Copy each line where the word "метрологии" occurs.

### RAW DATA:
[Begin]

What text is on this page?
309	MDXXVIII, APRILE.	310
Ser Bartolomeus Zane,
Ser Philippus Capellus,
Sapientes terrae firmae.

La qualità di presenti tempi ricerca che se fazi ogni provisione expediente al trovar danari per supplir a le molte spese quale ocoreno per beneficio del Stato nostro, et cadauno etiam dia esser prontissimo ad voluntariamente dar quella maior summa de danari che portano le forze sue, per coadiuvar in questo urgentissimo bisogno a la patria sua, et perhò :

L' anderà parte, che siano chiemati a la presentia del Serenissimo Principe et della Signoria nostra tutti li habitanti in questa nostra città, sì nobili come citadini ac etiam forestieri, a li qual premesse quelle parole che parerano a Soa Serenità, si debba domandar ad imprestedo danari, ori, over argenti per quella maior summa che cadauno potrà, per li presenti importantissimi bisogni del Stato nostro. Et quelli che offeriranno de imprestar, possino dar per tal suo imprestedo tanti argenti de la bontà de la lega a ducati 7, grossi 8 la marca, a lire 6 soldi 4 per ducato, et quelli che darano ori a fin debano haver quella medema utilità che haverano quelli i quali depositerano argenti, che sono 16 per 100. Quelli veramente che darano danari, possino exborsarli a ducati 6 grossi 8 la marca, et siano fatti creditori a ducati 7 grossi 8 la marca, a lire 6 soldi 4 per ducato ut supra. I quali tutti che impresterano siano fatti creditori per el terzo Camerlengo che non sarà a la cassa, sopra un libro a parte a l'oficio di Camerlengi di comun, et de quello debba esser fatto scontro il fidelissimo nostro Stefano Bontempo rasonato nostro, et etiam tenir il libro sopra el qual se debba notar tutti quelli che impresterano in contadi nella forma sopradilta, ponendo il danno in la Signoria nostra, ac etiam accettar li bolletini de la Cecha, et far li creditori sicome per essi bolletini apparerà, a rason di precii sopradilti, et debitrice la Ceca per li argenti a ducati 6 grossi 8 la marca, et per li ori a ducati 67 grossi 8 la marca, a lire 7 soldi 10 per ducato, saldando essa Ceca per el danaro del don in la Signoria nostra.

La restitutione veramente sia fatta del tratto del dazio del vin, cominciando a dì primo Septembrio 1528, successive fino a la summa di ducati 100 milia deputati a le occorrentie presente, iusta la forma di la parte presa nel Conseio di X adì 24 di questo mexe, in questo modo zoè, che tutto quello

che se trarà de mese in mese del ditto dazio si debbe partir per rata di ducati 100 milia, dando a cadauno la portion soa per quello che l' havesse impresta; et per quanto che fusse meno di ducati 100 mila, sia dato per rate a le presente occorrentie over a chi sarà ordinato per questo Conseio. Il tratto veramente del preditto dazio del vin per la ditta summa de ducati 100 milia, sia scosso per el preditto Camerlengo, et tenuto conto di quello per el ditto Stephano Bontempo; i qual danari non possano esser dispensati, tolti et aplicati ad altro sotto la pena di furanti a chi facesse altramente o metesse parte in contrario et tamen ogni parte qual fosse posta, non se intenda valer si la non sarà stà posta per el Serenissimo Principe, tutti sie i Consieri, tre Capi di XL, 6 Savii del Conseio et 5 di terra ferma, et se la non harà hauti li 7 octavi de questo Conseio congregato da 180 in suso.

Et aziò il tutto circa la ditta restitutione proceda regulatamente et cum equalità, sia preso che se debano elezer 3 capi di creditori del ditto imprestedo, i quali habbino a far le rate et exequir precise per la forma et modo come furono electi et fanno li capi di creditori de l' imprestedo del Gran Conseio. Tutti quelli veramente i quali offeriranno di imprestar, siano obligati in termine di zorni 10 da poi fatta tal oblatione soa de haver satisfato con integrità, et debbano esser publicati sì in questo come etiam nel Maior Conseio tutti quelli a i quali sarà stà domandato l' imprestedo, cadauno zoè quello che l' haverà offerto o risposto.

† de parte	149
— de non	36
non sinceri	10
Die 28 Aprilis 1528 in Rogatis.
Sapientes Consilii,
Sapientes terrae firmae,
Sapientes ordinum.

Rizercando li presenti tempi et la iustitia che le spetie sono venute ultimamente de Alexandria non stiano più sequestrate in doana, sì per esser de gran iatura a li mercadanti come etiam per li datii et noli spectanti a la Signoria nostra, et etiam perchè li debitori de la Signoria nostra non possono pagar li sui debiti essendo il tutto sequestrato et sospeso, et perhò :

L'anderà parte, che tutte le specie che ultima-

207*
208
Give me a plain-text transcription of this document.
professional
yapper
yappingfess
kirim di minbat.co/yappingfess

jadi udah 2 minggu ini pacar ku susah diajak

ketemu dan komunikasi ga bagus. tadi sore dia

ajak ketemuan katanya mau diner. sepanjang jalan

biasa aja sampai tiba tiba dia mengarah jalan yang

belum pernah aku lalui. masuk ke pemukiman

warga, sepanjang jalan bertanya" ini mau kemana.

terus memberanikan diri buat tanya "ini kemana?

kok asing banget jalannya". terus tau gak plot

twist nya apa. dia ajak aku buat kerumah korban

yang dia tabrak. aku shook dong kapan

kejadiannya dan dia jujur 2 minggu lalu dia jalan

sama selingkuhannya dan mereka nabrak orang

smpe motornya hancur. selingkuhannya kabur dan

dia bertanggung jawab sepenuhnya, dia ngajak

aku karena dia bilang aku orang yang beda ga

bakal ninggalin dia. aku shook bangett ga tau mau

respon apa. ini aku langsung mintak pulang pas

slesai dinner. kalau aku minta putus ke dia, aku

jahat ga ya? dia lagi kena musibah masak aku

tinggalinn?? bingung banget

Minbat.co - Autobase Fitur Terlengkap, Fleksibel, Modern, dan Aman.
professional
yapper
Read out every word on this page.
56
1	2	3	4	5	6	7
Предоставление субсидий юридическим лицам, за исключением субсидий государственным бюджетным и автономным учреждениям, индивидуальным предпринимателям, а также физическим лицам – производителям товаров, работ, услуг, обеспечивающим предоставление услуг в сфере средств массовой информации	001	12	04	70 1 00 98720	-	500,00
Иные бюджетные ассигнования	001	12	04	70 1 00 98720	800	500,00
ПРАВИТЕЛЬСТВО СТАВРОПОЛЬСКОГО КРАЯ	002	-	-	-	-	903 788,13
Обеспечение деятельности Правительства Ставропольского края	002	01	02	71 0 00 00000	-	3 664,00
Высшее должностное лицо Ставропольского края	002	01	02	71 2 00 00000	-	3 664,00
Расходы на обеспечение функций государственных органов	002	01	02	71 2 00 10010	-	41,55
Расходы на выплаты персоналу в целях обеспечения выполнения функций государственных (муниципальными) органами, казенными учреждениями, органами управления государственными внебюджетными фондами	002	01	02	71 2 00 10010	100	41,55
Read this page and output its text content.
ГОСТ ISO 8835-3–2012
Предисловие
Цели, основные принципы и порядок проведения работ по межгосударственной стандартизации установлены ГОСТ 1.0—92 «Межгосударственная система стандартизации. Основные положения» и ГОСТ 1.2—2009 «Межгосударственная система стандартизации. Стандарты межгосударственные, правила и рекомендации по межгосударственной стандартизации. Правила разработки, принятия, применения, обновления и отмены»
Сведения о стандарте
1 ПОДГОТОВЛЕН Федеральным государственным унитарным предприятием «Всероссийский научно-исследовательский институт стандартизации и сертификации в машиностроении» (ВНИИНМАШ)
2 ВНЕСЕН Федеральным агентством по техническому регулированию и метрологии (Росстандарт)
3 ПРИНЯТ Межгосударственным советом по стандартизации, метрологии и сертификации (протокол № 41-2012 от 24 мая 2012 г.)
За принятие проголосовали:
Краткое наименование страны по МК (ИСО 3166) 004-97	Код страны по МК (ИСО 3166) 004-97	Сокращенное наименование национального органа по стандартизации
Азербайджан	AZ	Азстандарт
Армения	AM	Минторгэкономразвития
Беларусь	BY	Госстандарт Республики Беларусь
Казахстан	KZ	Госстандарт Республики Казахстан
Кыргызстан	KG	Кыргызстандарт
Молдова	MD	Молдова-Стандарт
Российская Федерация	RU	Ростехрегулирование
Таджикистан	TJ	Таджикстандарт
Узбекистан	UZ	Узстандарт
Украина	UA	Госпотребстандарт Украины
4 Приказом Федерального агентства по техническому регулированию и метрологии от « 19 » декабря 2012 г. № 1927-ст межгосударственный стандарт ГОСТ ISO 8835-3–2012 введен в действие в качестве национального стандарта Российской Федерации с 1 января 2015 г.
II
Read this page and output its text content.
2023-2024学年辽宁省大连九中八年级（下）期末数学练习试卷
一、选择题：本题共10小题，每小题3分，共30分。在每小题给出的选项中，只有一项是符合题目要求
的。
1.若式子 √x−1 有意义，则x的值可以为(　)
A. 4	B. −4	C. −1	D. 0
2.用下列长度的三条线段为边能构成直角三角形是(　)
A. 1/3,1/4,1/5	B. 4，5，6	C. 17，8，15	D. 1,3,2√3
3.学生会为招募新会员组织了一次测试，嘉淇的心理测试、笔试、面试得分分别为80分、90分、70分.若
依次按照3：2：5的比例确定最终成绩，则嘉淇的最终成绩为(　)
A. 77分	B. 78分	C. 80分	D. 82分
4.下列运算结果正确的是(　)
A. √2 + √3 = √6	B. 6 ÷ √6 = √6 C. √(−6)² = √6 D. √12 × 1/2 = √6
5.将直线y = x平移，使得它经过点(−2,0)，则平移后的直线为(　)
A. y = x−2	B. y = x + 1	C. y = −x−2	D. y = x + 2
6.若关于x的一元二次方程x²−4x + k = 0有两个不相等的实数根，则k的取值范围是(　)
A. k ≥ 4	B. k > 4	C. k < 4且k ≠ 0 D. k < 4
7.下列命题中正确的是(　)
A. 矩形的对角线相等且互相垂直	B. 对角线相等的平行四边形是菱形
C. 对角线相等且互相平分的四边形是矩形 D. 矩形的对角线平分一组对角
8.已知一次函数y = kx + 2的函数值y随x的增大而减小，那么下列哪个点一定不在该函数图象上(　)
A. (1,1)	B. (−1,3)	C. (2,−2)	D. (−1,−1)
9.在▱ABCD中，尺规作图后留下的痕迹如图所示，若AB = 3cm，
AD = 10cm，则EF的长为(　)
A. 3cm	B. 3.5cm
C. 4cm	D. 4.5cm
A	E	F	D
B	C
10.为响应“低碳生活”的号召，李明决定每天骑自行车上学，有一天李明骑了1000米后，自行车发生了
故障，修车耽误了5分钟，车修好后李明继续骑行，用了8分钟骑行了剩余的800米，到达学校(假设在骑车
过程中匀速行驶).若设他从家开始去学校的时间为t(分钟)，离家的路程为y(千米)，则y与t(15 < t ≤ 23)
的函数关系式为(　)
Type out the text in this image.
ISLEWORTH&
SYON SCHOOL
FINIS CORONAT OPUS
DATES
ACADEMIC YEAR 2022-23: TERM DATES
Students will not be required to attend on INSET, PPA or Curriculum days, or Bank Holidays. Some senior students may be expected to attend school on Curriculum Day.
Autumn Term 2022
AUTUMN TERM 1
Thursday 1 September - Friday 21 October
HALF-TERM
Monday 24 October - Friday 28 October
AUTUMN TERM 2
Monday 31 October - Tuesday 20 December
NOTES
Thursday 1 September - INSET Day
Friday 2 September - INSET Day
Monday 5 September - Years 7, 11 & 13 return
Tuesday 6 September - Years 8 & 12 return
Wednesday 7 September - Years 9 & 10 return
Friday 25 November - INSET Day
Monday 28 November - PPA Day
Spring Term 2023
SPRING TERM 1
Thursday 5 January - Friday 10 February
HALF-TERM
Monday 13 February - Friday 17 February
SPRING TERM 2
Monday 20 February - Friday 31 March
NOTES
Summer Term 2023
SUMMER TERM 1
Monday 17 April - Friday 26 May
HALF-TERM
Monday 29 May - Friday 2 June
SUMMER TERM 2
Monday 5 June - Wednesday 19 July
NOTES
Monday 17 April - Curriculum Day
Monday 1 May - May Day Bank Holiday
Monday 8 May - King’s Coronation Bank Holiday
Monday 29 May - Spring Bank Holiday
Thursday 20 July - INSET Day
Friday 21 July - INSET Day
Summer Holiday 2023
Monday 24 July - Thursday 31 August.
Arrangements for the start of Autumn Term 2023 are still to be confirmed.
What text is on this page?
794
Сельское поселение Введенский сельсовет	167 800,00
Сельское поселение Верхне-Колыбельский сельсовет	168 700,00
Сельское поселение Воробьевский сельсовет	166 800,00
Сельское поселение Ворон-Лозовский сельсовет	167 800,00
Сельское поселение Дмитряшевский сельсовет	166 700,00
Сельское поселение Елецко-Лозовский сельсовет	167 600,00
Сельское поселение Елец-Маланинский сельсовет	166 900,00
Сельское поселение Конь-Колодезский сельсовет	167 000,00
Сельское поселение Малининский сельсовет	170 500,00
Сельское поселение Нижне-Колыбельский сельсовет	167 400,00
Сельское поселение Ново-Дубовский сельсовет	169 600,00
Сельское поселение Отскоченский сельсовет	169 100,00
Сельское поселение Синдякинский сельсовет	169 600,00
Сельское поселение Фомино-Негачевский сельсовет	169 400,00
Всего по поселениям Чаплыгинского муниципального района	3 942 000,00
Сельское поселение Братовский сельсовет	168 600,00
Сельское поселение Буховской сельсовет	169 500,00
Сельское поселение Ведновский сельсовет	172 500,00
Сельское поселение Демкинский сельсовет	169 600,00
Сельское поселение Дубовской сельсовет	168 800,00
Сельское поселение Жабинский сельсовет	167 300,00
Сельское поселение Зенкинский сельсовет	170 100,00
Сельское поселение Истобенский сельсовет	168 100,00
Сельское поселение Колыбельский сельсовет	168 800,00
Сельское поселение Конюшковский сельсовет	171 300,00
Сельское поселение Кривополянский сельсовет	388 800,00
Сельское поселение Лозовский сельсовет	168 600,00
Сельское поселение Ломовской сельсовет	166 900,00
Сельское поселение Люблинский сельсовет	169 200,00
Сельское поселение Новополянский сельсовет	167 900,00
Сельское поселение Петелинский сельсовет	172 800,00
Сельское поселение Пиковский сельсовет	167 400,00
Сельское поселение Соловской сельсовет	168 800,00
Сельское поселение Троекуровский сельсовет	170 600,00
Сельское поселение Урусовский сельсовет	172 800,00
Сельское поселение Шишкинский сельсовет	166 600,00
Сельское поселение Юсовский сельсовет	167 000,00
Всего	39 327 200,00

[End]

### WRITTEN RESPONSE:
2 ВНЕСЕН Федеральным агентством по техническому регулированию и метрологии (Росстандарт)
3 ПРИНЯТ Межгосударственным советом по стандартизации, метрологии и сертификации (протокол № 41-2012 от 24 мая 2012 г.)
4 Приказом Федерального агентства по техническому регулированию и метрологии от « 19 » декабря 2012 г. № 1927-ст межгосударственный стандарт ГОСТ ISO 8835-3–2012 введен в действие в качестве национального стандарта Российской Федерации с 1 января 2015 г.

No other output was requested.